═════ Entries

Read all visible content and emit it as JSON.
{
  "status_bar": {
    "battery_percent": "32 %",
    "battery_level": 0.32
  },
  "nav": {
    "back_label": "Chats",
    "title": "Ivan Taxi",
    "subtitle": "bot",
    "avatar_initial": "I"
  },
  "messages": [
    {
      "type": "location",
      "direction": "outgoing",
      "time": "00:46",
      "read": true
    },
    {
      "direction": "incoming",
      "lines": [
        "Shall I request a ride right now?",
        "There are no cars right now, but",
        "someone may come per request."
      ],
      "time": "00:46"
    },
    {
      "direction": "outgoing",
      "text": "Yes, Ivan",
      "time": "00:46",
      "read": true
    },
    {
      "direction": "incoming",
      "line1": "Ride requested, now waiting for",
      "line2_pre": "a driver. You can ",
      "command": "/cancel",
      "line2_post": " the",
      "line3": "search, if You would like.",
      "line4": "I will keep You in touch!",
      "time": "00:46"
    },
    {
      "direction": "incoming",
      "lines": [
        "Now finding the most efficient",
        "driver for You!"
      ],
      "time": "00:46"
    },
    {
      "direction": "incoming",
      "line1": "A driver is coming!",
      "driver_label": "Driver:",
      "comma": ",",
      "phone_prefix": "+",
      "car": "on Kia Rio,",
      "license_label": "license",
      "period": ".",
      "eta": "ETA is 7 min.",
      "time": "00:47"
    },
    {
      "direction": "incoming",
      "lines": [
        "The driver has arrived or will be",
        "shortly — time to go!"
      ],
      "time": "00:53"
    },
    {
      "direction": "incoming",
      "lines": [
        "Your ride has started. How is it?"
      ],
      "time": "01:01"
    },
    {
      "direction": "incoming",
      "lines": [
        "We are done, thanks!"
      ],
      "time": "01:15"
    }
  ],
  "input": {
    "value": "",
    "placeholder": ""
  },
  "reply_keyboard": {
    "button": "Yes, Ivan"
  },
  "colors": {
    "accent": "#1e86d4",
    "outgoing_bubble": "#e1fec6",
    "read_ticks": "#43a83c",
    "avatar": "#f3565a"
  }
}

══════════

## Task
Retype the entries exactly, including every line.

## Complete answer
Read all visible content and emit it as JSON.
{
  "status_bar": {
    "battery_percent": "32 %",
    "battery_level": 0.32
  },
  "nav": {
    "back_label": "Chats",
    "title": "Ivan Taxi",
    "subtitle": "bot",
    "avatar_initial": "I"
  },
  "messages": [
    {
      "type": "location",
      "direction": "outgoing",
      "time": "00:46",
      "read": true
    },
    {
      "direction": "incoming",
      "lines": [
        "Shall I request a ride right now?",
        "There are no cars right now, but",
        "someone may come per request."
      ],
      "time": "00:46"
    },
    {
      "direction": "outgoing",
      "text": "Yes, Ivan",
      "time": "00:46",
      "read": true
    },
    {
      "direction": "incoming",
      "line1": "Ride requested, now waiting for",
      "line2_pre": "a driver. You can ",
      "command": "/cancel",
      "line2_post": " the",
      "line3": "search, if You would like.",
      "line4": "I will keep You in touch!",
      "time": "00:46"
    },
    {
      "direction": "incoming",
      "lines": [
        "Now finding the most efficient",
        "driver for You!"
      ],
      "time": "00:46"
    },
    {
      "direction": "incoming",
      "line1": "A driver is coming!",
      "driver_label": "Driver:",
      "comma": ",",
      "phone_prefix": "+",
      "car": "on Kia Rio,",
      "license_label": "license",
      "period": ".",
      "eta": "ETA is 7 min.",
      "time": "00:47"
    },
    {
      "direction": "incoming",
      "lines": [
        "The driver has arrived or will be",
        "shortly — time to go!"
      ],
      "time": "00:53"
    },
    {
      "direction": "incoming",
      "lines": [
        "Your ride has started. How is it?"
      ],
      "time": "01:01"
    },
    {
      "direction": "incoming",
      "lines": [
        "We are done, thanks!"
      ],
      "time": "01:15"
    }
  ],
  "input": {
    "value": "",
    "placeholder": ""
  },
  "reply_keyboard": {
    "button": "Yes, Ivan"
  },
  "colors": {
    "accent": "#1e86d4",
    "outgoing_bubble": "#e1fec6",
    "read_ticks": "#43a83c",
    "avatar": "#f3565a"
  }
}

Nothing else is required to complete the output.